→ ENTRIES PROVIDED
—————

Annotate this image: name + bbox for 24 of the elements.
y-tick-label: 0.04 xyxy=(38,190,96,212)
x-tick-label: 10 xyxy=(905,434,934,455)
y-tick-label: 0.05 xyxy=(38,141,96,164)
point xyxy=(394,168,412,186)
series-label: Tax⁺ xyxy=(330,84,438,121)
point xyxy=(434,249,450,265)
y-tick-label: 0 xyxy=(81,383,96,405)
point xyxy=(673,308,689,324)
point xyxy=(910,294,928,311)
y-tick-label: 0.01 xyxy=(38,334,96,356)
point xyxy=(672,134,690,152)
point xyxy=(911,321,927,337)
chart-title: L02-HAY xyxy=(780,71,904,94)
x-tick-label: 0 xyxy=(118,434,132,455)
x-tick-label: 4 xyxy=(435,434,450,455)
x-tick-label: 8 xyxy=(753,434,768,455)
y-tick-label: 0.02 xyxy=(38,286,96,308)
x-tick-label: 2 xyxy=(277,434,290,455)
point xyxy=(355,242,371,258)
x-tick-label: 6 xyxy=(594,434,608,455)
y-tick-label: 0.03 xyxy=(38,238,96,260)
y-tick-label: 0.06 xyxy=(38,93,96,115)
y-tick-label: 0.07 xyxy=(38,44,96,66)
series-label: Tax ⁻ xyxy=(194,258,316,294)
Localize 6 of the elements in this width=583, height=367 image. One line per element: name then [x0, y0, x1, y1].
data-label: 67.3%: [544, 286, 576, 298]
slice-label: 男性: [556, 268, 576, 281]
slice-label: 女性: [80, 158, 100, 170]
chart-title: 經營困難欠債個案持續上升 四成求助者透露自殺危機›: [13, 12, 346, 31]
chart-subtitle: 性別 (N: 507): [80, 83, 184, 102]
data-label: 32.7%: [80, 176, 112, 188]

—————

Output every line above as a numbered list, leaving out any blank lines.

→ TASK SOLUTION
1. Annotate this image: name + bbox for 24 of the elements.
2. y-tick-label: 0.04 xyxy=(38,190,96,212)
3. x-tick-label: 10 xyxy=(905,434,934,455)
4. y-tick-label: 0.05 xyxy=(38,141,96,164)
5. point xyxy=(394,168,412,186)
6. series-label: Tax⁺ xyxy=(330,84,438,121)
7. point xyxy=(434,249,450,265)
8. y-tick-label: 0 xyxy=(81,383,96,405)
9. point xyxy=(673,308,689,324)
10. point xyxy=(910,294,928,311)
11. y-tick-label: 0.01 xyxy=(38,334,96,356)
12. point xyxy=(672,134,690,152)
13. point xyxy=(911,321,927,337)
14. chart-title: L02-HAY xyxy=(780,71,904,94)
15. x-tick-label: 0 xyxy=(118,434,132,455)
16. x-tick-label: 4 xyxy=(435,434,450,455)
17. x-tick-label: 8 xyxy=(753,434,768,455)
18. y-tick-label: 0.02 xyxy=(38,286,96,308)
19. x-tick-label: 2 xyxy=(277,434,290,455)
20. point xyxy=(355,242,371,258)
21. x-tick-label: 6 xyxy=(594,434,608,455)
22. y-tick-label: 0.03 xyxy=(38,238,96,260)
23. y-tick-label: 0.06 xyxy=(38,93,96,115)
24. y-tick-label: 0.07 xyxy=(38,44,96,66)
25. series-label: Tax ⁻ xyxy=(194,258,316,294)
26. Localize 6 of the elements in this width=583, height=367 image. One line per element: name then [x0, y0, x1, y1].
27. data-label: 67.3%: [544, 286, 576, 298]
28. slice-label: 男性: [556, 268, 576, 281]
29. slice-label: 女性: [80, 158, 100, 170]
30. chart-title: 經營困難欠債個案持續上升 四成求助者透露自殺危機›: [13, 12, 346, 31]
31. chart-subtitle: 性別 (N: 507): [80, 83, 184, 102]
32. data-label: 32.7%: [80, 176, 112, 188]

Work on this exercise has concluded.